***** STORED RECORDS

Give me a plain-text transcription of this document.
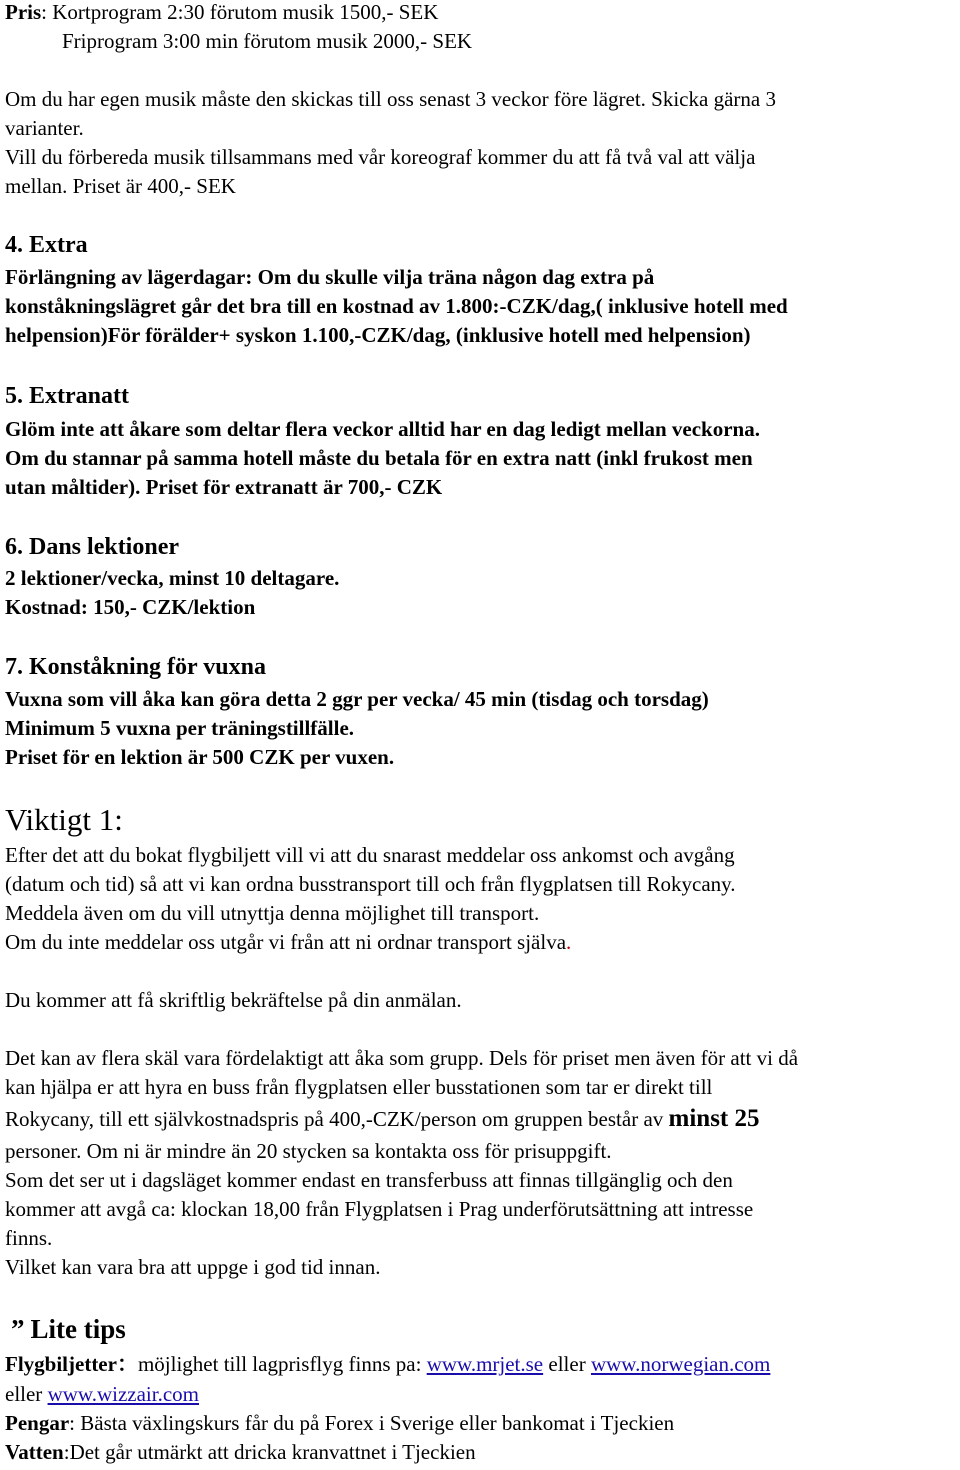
Pris: Kortprogram 2:30 förutom musik 1500,- SEK

Friprogram 3:00 min förutom musik 2000,- SEK

Om du har egen musik måste den skickas till oss senast 3 veckor före lägret. Skicka gärna 3

varianter.

Vill du förbereda musik tillsammans med vår koreograf kommer du att få två val att välja

mellan. Priset är 400,- SEK

4. Extra

Förlängning av lägerdagar: Om du skulle vilja träna någon dag extra på

konståkningslägret går det bra till en kostnad av 1.800:-CZK/dag,( inklusive hotell med

helpension)För förälder+ syskon 1.100,-CZK/dag, (inklusive hotell med helpension)

5. Extranatt

Glöm inte att åkare som deltar flera veckor alltid har en dag ledigt mellan veckorna.

Om du stannar på samma hotell måste du betala för en extra natt (inkl frukost men

utan måltider). Priset för extranatt är 700,- CZK

6. Dans lektioner

2 lektioner/vecka, minst 10 deltagare.

Kostnad: 150,- CZK/lektion

7. Konståkning för vuxna

Vuxna som vill åka kan göra detta 2 ggr per vecka/ 45 min (tisdag och torsdag)

Minimum 5 vuxna per träningstillfälle.

Priset för en lektion är 500 CZK per vuxen.

Viktigt 1:

Efter det att du bokat flygbiljett vill vi att du snarast meddelar oss ankomst och avgång

(datum och tid) så att vi kan ordna busstransport till och från flygplatsen till Rokycany.

Meddela även om du vill utnyttja denna möjlighet till transport.

Om du inte meddelar oss utgår vi från att ni ordnar transport själva.

Du kommer att få skriftlig bekräftelse på din anmälan.

Det kan av flera skäl vara fördelaktigt att åka som grupp. Dels för priset men även för att vi då

kan hjälpa er att hyra en buss från flygplatsen eller busstationen som tar er direkt till

Rokycany, till ett självkostnadspris på 400,-CZK/person om gruppen består av minst 25

personer. Om ni är mindre än 20 stycken sa kontakta oss för prisuppgift.

Som det ser ut i dagsläget kommer endast en transferbuss att finnas tillgänglig och den

kommer att avgå ca: klockan 18,00 från Flygplatsen i Prag underförutsättning att intresse

finns.

Vilket kan vara bra att uppge i god tid innan.

” Lite tips

Flygbiljetter：möjlighet till lagprisflyg finns pa: www.mrjet.se eller www.norwegian.com

eller www.wizzair.com

Pengar: Bästa växlingskurs får du på Forex i Sverige eller bankomat i Tjeckien

Vatten:Det går utmärkt att dricka kranvattnet i Tjeckien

**********

• SET TASK: Using the material above, set down every line exactly, but skip the pictures.

• EXERCISE RESULT:
Give me a plain-text transcription of this document.
Pris: Kortprogram 2:30 förutom musik 1500,- SEK

Friprogram 3:00 min förutom musik 2000,- SEK

Om du har egen musik måste den skickas till oss senast 3 veckor före lägret. Skicka gärna 3

varianter.

Vill du förbereda musik tillsammans med vår koreograf kommer du att få två val att välja

mellan. Priset är 400,- SEK

4. Extra

Förlängning av lägerdagar: Om du skulle vilja träna någon dag extra på

konståkningslägret går det bra till en kostnad av 1.800:-CZK/dag,( inklusive hotell med

helpension)För förälder+ syskon 1.100,-CZK/dag, (inklusive hotell med helpension)

5. Extranatt

Glöm inte att åkare som deltar flera veckor alltid har en dag ledigt mellan veckorna.

Om du stannar på samma hotell måste du betala för en extra natt (inkl frukost men

utan måltider). Priset för extranatt är 700,- CZK

6. Dans lektioner

2 lektioner/vecka, minst 10 deltagare.

Kostnad: 150,- CZK/lektion

7. Konståkning för vuxna

Vuxna som vill åka kan göra detta 2 ggr per vecka/ 45 min (tisdag och torsdag)

Minimum 5 vuxna per träningstillfälle.

Priset för en lektion är 500 CZK per vuxen.

Viktigt 1:

Efter det att du bokat flygbiljett vill vi att du snarast meddelar oss ankomst och avgång

(datum och tid) så att vi kan ordna busstransport till och från flygplatsen till Rokycany.

Meddela även om du vill utnyttja denna möjlighet till transport.

Om du inte meddelar oss utgår vi från att ni ordnar transport själva.

Du kommer att få skriftlig bekräftelse på din anmälan.

Det kan av flera skäl vara fördelaktigt att åka som grupp. Dels för priset men även för att vi då

kan hjälpa er att hyra en buss från flygplatsen eller busstationen som tar er direkt till

Rokycany, till ett självkostnadspris på 400,-CZK/person om gruppen består av minst 25

personer. Om ni är mindre än 20 stycken sa kontakta oss för prisuppgift.

Som det ser ut i dagsläget kommer endast en transferbuss att finnas tillgänglig och den

kommer att avgå ca: klockan 18,00 från Flygplatsen i Prag underförutsättning att intresse

finns.

Vilket kan vara bra att uppge i god tid innan.

” Lite tips

Flygbiljetter：möjlighet till lagprisflyg finns pa: www.mrjet.se eller www.norwegian.com

eller www.wizzair.com

Pengar: Bästa växlingskurs får du på Forex i Sverige eller bankomat i Tjeckien

Vatten:Det går utmärkt att dricka kranvattnet i Tjeckien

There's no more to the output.